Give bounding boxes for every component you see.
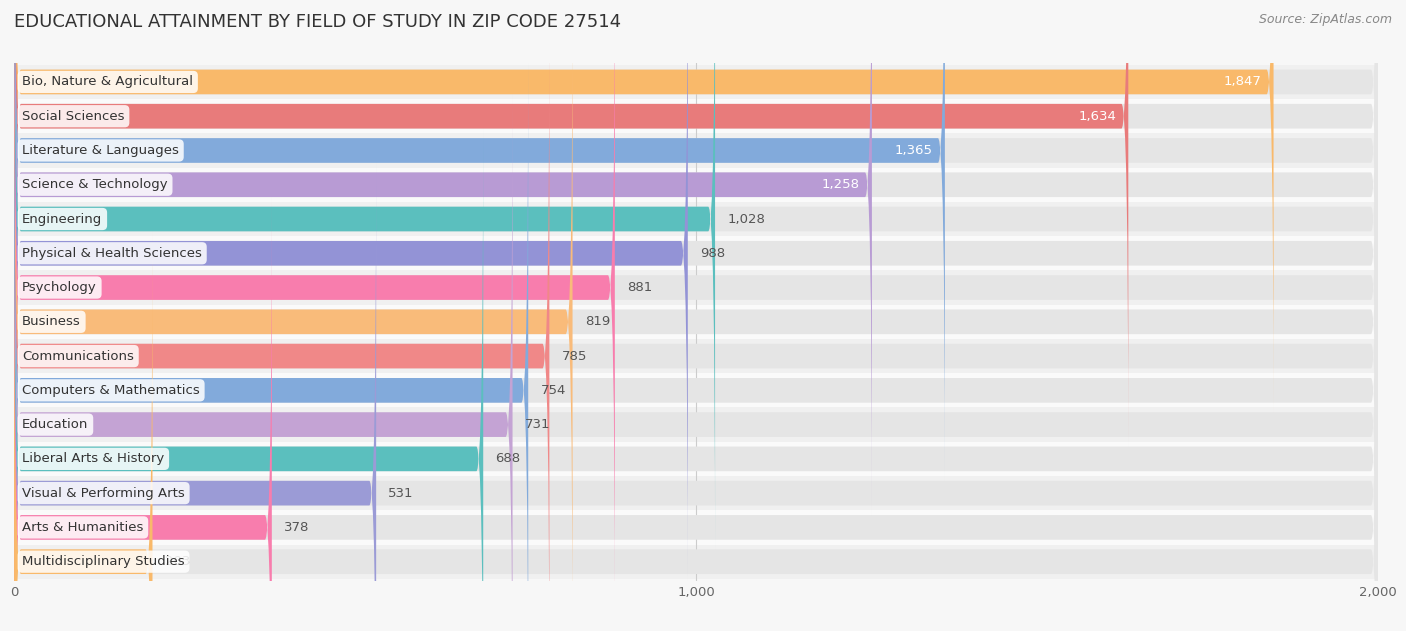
Text: 1,028: 1,028 [727,213,765,225]
Text: Multidisciplinary Studies: Multidisciplinary Studies [22,555,184,568]
FancyBboxPatch shape [14,0,1128,447]
Text: Physical & Health Sciences: Physical & Health Sciences [22,247,202,260]
Bar [14,202,1378,236]
FancyBboxPatch shape [14,0,1378,550]
FancyBboxPatch shape [14,0,945,481]
Text: 1,258: 1,258 [821,178,859,191]
Text: 881: 881 [627,281,652,294]
FancyBboxPatch shape [14,129,484,631]
Text: Psychology: Psychology [22,281,97,294]
Text: 1,365: 1,365 [894,144,932,157]
FancyBboxPatch shape [14,197,1378,631]
Text: Science & Technology: Science & Technology [22,178,167,191]
Bar [14,510,1378,545]
Text: Education: Education [22,418,89,431]
Bar [14,373,1378,408]
Text: Computers & Mathematics: Computers & Mathematics [22,384,200,397]
FancyBboxPatch shape [14,0,572,631]
FancyBboxPatch shape [14,0,1378,631]
FancyBboxPatch shape [14,163,377,631]
Text: Literature & Languages: Literature & Languages [22,144,179,157]
FancyBboxPatch shape [14,197,271,631]
Text: 1,847: 1,847 [1223,76,1261,88]
FancyBboxPatch shape [14,0,872,515]
Text: Arts & Humanities: Arts & Humanities [22,521,143,534]
Bar [14,168,1378,202]
Text: 1,634: 1,634 [1078,110,1116,122]
Bar [14,305,1378,339]
Text: 785: 785 [561,350,588,363]
FancyBboxPatch shape [14,129,1378,631]
Text: Source: ZipAtlas.com: Source: ZipAtlas.com [1258,13,1392,26]
Text: Bio, Nature & Agricultural: Bio, Nature & Agricultural [22,76,193,88]
Bar [14,442,1378,476]
Text: Communications: Communications [22,350,134,363]
Text: 531: 531 [388,487,413,500]
Text: 754: 754 [540,384,565,397]
Text: Business: Business [22,316,82,328]
Text: Engineering: Engineering [22,213,103,225]
FancyBboxPatch shape [14,60,529,631]
Bar [14,408,1378,442]
FancyBboxPatch shape [14,232,1378,631]
FancyBboxPatch shape [14,0,1378,447]
Bar [14,99,1378,133]
FancyBboxPatch shape [14,0,688,584]
Bar [14,236,1378,271]
FancyBboxPatch shape [14,0,1378,618]
FancyBboxPatch shape [14,0,1378,515]
FancyBboxPatch shape [14,0,716,550]
Text: Social Sciences: Social Sciences [22,110,125,122]
FancyBboxPatch shape [14,26,550,631]
Text: 988: 988 [700,247,725,260]
FancyBboxPatch shape [14,0,1274,412]
Text: 819: 819 [585,316,610,328]
FancyBboxPatch shape [14,26,1378,631]
FancyBboxPatch shape [14,94,1378,631]
FancyBboxPatch shape [14,232,152,631]
FancyBboxPatch shape [14,0,1378,412]
Bar [14,476,1378,510]
FancyBboxPatch shape [14,0,1378,481]
FancyBboxPatch shape [14,94,513,631]
FancyBboxPatch shape [14,60,1378,631]
Bar [14,339,1378,373]
Text: 688: 688 [495,452,520,466]
Text: 378: 378 [284,521,309,534]
Text: Liberal Arts & History: Liberal Arts & History [22,452,165,466]
FancyBboxPatch shape [14,0,1378,584]
Bar [14,133,1378,168]
Text: EDUCATIONAL ATTAINMENT BY FIELD OF STUDY IN ZIP CODE 27514: EDUCATIONAL ATTAINMENT BY FIELD OF STUDY… [14,13,621,31]
Text: Visual & Performing Arts: Visual & Performing Arts [22,487,186,500]
Text: 203: 203 [165,555,190,568]
Bar [14,545,1378,579]
Text: 731: 731 [524,418,550,431]
Bar [14,65,1378,99]
Bar [14,271,1378,305]
FancyBboxPatch shape [14,0,614,618]
FancyBboxPatch shape [14,163,1378,631]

**Work to complete:**
Extract every line from all of the records above exactly as it appears, leaving out the pictures.

**Solution below:**
Give bounding boxes for every component you see.
Text: 1,028: 1,028 [727,213,765,225]
Text: Multidisciplinary Studies: Multidisciplinary Studies [22,555,184,568]
FancyBboxPatch shape [14,0,1128,447]
Text: Physical & Health Sciences: Physical & Health Sciences [22,247,202,260]
Bar [14,202,1378,236]
FancyBboxPatch shape [14,0,1378,550]
FancyBboxPatch shape [14,0,945,481]
Text: 1,258: 1,258 [821,178,859,191]
Text: 881: 881 [627,281,652,294]
FancyBboxPatch shape [14,129,484,631]
Text: Psychology: Psychology [22,281,97,294]
Text: 1,365: 1,365 [894,144,932,157]
FancyBboxPatch shape [14,197,1378,631]
Text: Science & Technology: Science & Technology [22,178,167,191]
Bar [14,510,1378,545]
Text: Education: Education [22,418,89,431]
Bar [14,373,1378,408]
Text: Computers & Mathematics: Computers & Mathematics [22,384,200,397]
FancyBboxPatch shape [14,0,572,631]
FancyBboxPatch shape [14,0,1378,631]
FancyBboxPatch shape [14,163,377,631]
Text: Literature & Languages: Literature & Languages [22,144,179,157]
FancyBboxPatch shape [14,197,271,631]
Text: 1,847: 1,847 [1223,76,1261,88]
FancyBboxPatch shape [14,0,872,515]
Text: Arts & Humanities: Arts & Humanities [22,521,143,534]
Bar [14,168,1378,202]
Text: 1,634: 1,634 [1078,110,1116,122]
Bar [14,305,1378,339]
Text: 785: 785 [561,350,588,363]
FancyBboxPatch shape [14,129,1378,631]
Text: Source: ZipAtlas.com: Source: ZipAtlas.com [1258,13,1392,26]
Text: Bio, Nature & Agricultural: Bio, Nature & Agricultural [22,76,193,88]
Bar [14,442,1378,476]
Text: Communications: Communications [22,350,134,363]
Text: 531: 531 [388,487,413,500]
Text: 754: 754 [540,384,565,397]
Text: Business: Business [22,316,82,328]
Text: Engineering: Engineering [22,213,103,225]
FancyBboxPatch shape [14,60,529,631]
Bar [14,408,1378,442]
FancyBboxPatch shape [14,232,1378,631]
FancyBboxPatch shape [14,0,1378,447]
Bar [14,99,1378,133]
FancyBboxPatch shape [14,0,688,584]
Bar [14,236,1378,271]
FancyBboxPatch shape [14,0,1378,618]
FancyBboxPatch shape [14,0,1378,515]
FancyBboxPatch shape [14,0,716,550]
Text: Social Sciences: Social Sciences [22,110,125,122]
FancyBboxPatch shape [14,26,550,631]
Text: 988: 988 [700,247,725,260]
FancyBboxPatch shape [14,0,1274,412]
Text: 819: 819 [585,316,610,328]
FancyBboxPatch shape [14,26,1378,631]
FancyBboxPatch shape [14,94,1378,631]
FancyBboxPatch shape [14,232,152,631]
FancyBboxPatch shape [14,0,1378,412]
Bar [14,476,1378,510]
FancyBboxPatch shape [14,0,1378,481]
FancyBboxPatch shape [14,94,513,631]
FancyBboxPatch shape [14,60,1378,631]
Bar [14,339,1378,373]
Text: 688: 688 [495,452,520,466]
Text: 378: 378 [284,521,309,534]
Text: Liberal Arts & History: Liberal Arts & History [22,452,165,466]
FancyBboxPatch shape [14,0,1378,584]
Bar [14,133,1378,168]
Text: EDUCATIONAL ATTAINMENT BY FIELD OF STUDY IN ZIP CODE 27514: EDUCATIONAL ATTAINMENT BY FIELD OF STUDY… [14,13,621,31]
Text: Visual & Performing Arts: Visual & Performing Arts [22,487,186,500]
Text: 203: 203 [165,555,190,568]
Bar [14,545,1378,579]
Text: 731: 731 [524,418,550,431]
Bar [14,65,1378,99]
Bar [14,271,1378,305]
FancyBboxPatch shape [14,0,614,618]
FancyBboxPatch shape [14,163,1378,631]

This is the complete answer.